* _WHAT IS ASKED_
Look below and pull out each line with the word "être".

----------------

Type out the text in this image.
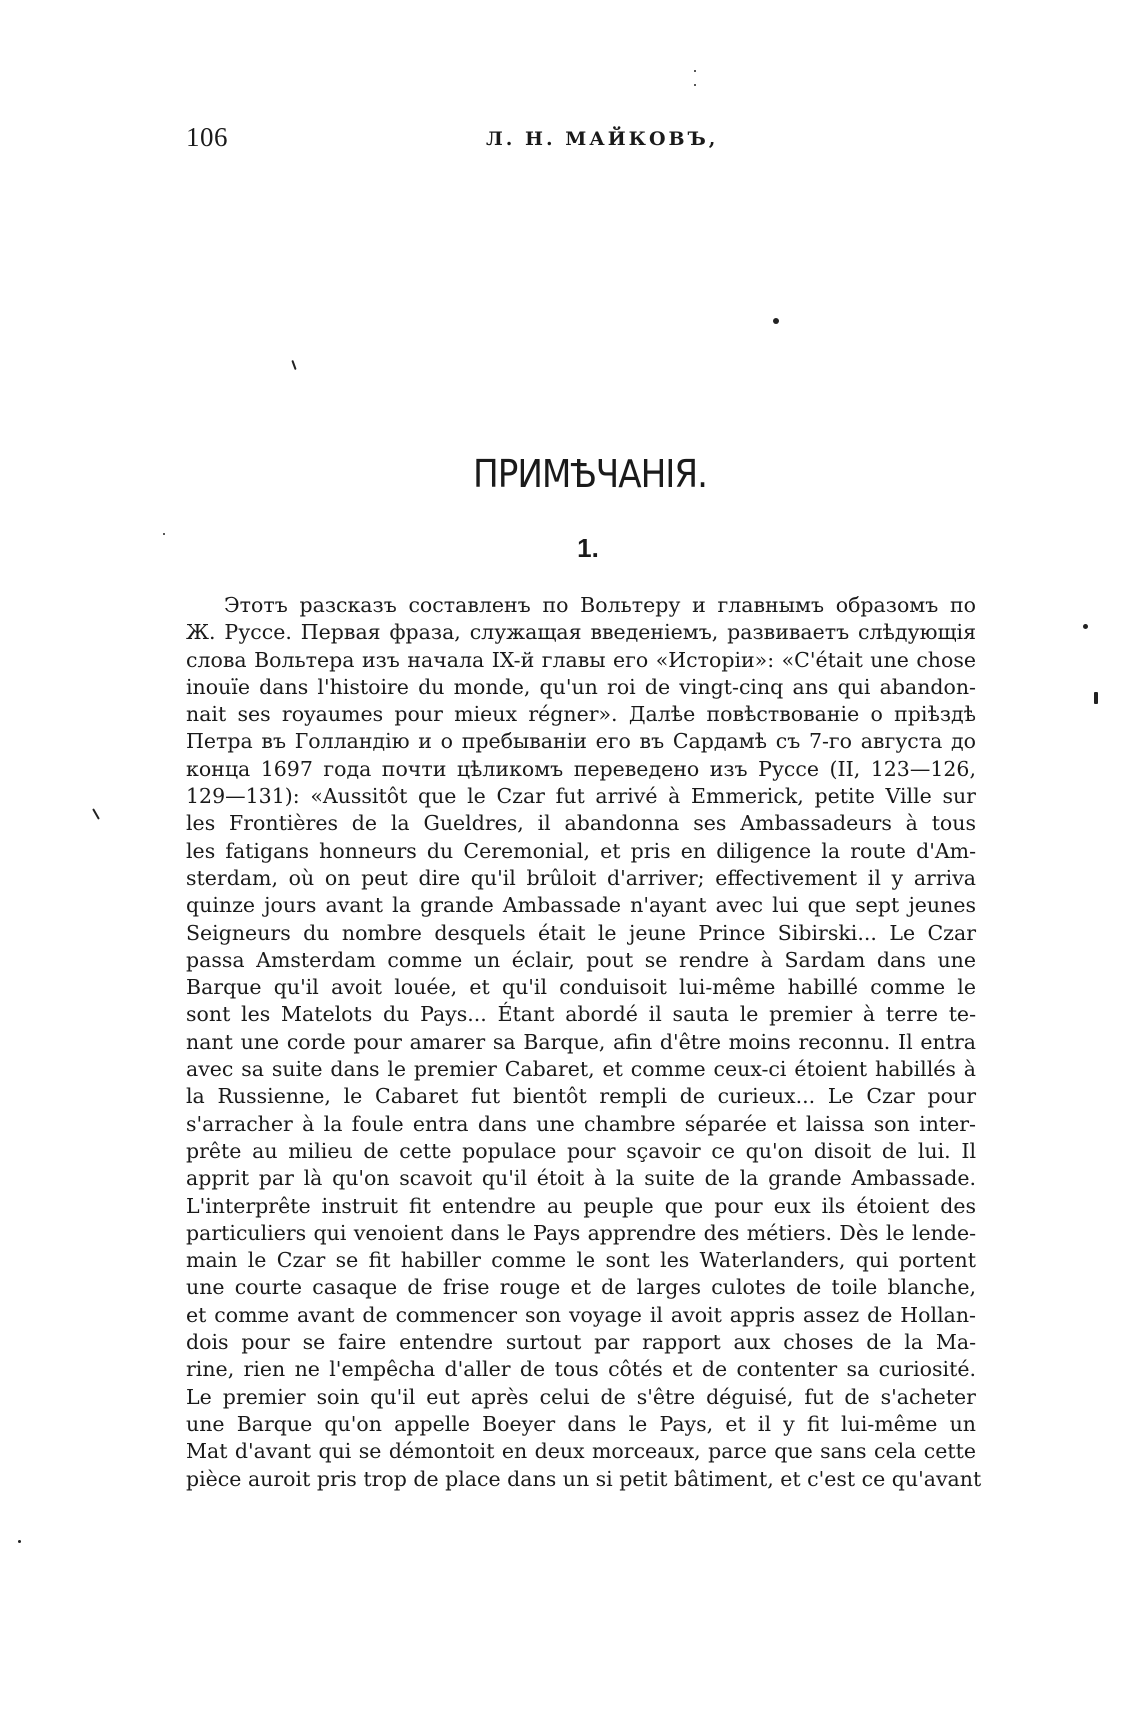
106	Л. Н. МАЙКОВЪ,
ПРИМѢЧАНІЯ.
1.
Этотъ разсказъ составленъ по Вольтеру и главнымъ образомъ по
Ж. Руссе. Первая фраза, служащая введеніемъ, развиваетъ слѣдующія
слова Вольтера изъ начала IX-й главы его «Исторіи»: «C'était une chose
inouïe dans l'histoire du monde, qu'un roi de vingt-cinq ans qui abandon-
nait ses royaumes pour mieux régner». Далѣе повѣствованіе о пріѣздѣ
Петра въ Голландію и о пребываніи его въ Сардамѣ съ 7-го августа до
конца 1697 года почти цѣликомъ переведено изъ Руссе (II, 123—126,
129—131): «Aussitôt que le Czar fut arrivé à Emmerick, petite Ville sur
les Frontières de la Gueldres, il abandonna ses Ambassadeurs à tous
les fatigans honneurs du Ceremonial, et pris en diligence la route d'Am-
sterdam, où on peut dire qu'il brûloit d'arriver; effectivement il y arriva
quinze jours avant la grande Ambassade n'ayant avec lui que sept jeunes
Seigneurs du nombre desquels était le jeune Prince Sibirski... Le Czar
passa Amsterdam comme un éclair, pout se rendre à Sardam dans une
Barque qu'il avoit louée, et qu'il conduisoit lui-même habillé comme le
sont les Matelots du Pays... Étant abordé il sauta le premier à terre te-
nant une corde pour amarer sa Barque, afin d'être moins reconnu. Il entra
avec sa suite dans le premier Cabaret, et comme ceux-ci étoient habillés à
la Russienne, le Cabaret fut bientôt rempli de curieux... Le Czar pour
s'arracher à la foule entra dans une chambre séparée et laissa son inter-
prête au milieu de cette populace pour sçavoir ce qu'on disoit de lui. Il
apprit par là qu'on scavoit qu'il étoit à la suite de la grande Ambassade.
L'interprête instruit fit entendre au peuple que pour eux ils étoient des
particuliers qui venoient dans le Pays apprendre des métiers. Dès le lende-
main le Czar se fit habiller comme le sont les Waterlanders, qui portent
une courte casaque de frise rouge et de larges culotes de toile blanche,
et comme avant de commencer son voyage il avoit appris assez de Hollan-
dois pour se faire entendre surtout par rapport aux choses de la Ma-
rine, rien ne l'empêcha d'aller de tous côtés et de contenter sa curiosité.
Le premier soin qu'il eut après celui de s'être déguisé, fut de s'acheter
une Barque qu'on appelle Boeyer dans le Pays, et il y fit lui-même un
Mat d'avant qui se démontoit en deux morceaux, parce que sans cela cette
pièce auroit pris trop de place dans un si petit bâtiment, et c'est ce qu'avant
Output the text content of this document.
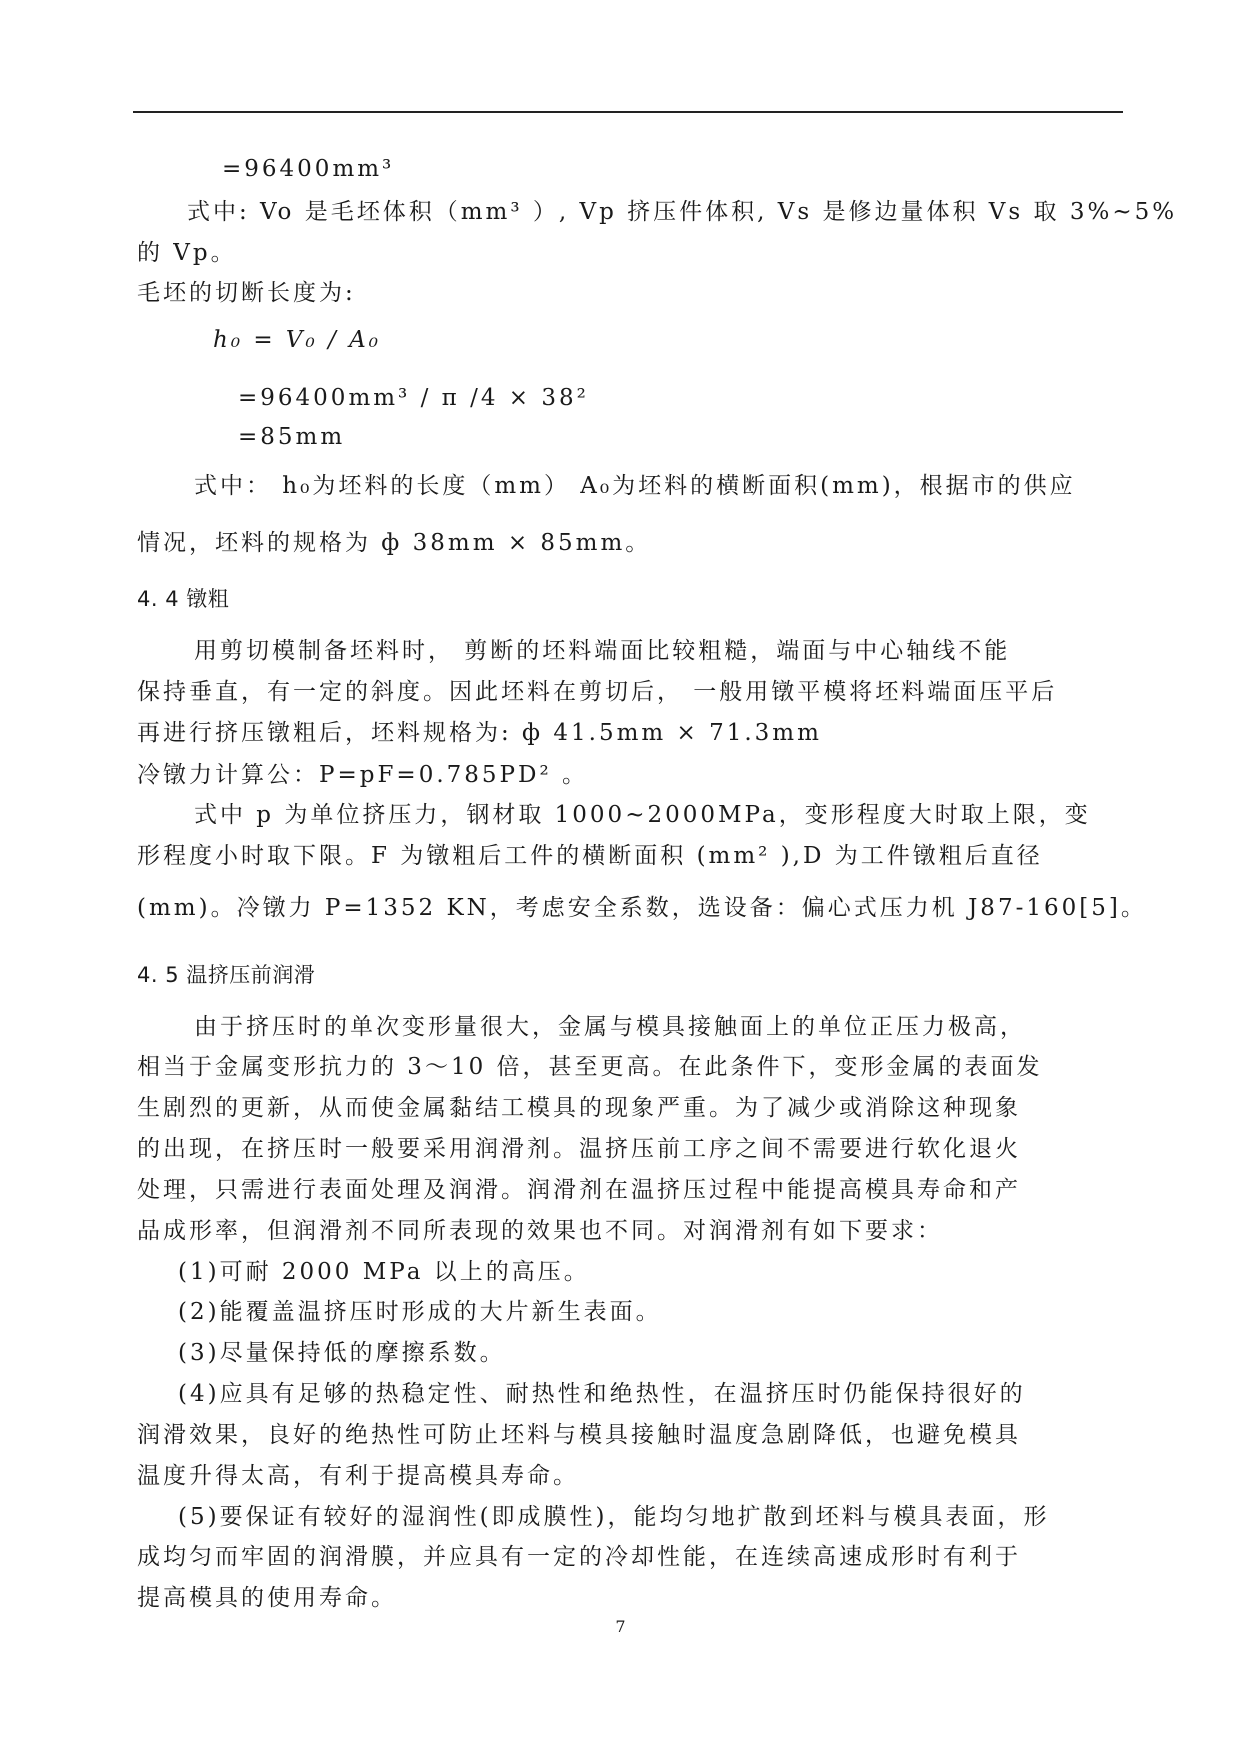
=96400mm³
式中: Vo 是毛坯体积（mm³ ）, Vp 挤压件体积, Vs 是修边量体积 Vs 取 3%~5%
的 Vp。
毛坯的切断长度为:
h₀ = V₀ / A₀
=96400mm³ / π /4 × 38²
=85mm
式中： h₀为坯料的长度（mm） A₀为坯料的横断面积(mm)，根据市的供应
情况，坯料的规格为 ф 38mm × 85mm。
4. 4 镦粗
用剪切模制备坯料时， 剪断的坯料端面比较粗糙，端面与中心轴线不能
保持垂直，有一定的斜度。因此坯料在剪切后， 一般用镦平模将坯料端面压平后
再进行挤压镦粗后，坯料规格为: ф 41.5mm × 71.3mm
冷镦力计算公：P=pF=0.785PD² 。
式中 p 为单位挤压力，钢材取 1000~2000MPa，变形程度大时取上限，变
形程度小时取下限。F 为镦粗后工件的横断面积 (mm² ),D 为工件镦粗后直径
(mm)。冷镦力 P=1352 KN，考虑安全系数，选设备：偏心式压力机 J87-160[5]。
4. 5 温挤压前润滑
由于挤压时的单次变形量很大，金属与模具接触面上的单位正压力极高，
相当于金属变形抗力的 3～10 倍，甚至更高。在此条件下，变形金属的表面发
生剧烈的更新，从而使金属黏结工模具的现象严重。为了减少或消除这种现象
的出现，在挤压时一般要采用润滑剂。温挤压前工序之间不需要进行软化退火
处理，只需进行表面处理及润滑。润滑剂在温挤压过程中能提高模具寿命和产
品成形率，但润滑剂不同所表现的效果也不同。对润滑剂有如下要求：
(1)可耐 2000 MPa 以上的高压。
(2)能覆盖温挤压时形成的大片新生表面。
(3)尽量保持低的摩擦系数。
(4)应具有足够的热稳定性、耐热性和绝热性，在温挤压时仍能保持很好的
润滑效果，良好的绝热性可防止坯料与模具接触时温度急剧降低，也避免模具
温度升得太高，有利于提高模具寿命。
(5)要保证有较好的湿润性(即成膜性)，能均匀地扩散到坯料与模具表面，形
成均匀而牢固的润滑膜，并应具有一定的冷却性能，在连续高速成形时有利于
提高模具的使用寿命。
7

----------------

* _RESULT OF THIS TASK_
nant une corde pour amarer sa Barque, afin d'être moins reconnu. Il entra
Le premier soin qu'il eut après celui de s'être déguisé, fut de s'acheter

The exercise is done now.